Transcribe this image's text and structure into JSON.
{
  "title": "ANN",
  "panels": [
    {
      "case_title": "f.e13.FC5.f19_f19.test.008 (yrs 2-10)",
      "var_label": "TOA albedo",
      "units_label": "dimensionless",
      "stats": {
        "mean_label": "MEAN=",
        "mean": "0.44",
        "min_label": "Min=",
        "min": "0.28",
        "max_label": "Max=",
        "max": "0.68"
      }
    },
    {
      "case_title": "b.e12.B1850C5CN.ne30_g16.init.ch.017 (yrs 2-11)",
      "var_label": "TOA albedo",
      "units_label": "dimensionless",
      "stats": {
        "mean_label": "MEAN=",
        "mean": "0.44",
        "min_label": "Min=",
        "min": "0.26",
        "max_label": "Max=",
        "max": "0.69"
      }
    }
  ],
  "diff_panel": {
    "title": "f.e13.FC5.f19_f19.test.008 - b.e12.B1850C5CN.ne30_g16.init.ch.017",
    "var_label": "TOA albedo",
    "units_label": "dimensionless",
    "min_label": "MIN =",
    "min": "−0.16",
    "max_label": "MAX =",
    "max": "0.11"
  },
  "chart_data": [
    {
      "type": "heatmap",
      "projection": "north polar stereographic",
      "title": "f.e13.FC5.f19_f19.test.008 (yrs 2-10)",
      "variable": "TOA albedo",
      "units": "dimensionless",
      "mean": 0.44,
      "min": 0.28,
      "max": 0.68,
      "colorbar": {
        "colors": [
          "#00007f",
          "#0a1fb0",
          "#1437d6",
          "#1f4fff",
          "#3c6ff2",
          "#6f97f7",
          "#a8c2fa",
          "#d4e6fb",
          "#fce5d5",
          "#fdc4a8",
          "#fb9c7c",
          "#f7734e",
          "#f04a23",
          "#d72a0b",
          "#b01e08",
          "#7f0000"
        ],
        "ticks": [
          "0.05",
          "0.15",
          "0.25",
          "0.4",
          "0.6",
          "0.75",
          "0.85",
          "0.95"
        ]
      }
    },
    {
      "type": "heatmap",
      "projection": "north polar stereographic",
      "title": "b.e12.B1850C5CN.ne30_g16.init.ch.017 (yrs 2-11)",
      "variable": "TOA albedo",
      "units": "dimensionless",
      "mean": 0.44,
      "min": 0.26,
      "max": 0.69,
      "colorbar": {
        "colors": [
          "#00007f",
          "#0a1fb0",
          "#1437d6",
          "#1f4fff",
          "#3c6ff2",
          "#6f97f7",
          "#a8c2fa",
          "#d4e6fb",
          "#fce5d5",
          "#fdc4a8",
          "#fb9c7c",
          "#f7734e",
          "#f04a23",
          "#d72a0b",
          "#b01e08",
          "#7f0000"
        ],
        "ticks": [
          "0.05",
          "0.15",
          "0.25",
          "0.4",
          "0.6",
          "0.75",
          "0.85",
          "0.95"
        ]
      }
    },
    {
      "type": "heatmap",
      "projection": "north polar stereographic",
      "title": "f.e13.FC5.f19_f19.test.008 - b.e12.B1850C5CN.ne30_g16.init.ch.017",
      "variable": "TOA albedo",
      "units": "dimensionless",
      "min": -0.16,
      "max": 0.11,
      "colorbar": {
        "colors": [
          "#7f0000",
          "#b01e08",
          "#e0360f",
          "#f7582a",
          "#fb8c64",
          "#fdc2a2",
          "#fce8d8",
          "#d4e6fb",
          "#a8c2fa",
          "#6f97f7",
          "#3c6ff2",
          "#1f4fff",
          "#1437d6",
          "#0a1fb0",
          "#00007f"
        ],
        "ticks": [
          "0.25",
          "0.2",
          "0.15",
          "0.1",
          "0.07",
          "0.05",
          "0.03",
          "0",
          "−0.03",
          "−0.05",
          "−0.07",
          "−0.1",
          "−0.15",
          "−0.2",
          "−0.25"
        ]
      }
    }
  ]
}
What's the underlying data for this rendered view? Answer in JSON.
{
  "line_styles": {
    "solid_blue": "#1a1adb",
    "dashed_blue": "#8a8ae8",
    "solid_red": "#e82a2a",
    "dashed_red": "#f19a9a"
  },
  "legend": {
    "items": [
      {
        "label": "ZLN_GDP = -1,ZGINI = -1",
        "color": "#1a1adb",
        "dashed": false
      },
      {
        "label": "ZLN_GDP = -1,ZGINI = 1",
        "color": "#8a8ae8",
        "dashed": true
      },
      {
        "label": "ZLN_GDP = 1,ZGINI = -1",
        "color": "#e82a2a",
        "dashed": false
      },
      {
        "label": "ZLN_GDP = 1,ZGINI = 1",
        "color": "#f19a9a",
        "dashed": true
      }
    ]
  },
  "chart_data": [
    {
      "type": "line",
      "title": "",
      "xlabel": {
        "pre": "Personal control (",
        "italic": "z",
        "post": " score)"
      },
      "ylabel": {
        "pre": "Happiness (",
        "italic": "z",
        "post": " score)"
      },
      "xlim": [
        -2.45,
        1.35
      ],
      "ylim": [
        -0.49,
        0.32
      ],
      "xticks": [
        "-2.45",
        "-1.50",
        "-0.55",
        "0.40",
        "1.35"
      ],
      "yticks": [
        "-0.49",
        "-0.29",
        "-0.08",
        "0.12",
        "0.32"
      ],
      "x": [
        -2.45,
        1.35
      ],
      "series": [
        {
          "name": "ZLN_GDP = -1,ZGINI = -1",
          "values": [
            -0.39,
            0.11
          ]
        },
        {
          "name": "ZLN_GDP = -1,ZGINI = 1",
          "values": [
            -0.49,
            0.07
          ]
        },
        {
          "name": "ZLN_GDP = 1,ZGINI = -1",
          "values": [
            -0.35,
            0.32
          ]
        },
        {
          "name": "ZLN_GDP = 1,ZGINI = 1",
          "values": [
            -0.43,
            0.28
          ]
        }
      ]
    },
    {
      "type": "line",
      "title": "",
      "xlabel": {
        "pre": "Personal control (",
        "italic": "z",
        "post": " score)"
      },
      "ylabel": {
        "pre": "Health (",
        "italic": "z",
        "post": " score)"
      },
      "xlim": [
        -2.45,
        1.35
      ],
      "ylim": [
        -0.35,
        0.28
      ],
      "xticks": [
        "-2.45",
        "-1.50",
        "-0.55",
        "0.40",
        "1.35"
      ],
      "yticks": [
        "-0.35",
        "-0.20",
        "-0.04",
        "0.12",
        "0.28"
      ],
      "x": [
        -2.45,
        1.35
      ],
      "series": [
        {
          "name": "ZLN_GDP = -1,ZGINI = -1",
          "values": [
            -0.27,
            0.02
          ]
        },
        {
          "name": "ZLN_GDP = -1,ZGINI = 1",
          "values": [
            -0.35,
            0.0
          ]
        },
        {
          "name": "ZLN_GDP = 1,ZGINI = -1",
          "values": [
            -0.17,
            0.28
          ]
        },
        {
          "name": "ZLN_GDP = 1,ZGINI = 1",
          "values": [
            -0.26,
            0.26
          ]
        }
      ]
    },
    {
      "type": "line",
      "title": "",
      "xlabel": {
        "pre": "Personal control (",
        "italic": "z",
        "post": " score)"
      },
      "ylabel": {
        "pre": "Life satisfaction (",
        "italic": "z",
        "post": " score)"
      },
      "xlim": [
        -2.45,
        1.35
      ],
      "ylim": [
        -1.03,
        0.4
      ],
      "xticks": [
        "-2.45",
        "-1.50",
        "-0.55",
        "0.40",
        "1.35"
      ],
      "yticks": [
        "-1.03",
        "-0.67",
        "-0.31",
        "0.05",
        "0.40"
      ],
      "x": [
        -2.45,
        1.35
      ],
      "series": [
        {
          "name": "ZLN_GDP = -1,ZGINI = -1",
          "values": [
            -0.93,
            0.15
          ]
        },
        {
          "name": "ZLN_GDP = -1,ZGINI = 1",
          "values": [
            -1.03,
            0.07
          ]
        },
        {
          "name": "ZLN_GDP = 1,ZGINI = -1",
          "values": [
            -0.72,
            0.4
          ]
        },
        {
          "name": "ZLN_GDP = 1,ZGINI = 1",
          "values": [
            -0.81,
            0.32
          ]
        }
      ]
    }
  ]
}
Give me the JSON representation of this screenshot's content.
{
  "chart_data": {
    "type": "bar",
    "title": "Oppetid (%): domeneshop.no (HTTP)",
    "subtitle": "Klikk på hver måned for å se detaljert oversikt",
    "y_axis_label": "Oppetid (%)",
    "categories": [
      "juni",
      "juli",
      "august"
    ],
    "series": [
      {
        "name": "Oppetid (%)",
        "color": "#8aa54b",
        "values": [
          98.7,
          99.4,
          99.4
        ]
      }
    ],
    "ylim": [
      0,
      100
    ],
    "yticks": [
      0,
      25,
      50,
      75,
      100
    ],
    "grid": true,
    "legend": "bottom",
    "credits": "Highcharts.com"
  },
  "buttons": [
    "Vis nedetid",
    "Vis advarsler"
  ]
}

> Brief
Check each line above for the string "this" and show the ones that have it.

> Exercise result
Transcribe this image's text and structure into JSON.
What's the underlying data for this rendered view? Answer in JSON.
Give me the JSON representation of this screenshot's content.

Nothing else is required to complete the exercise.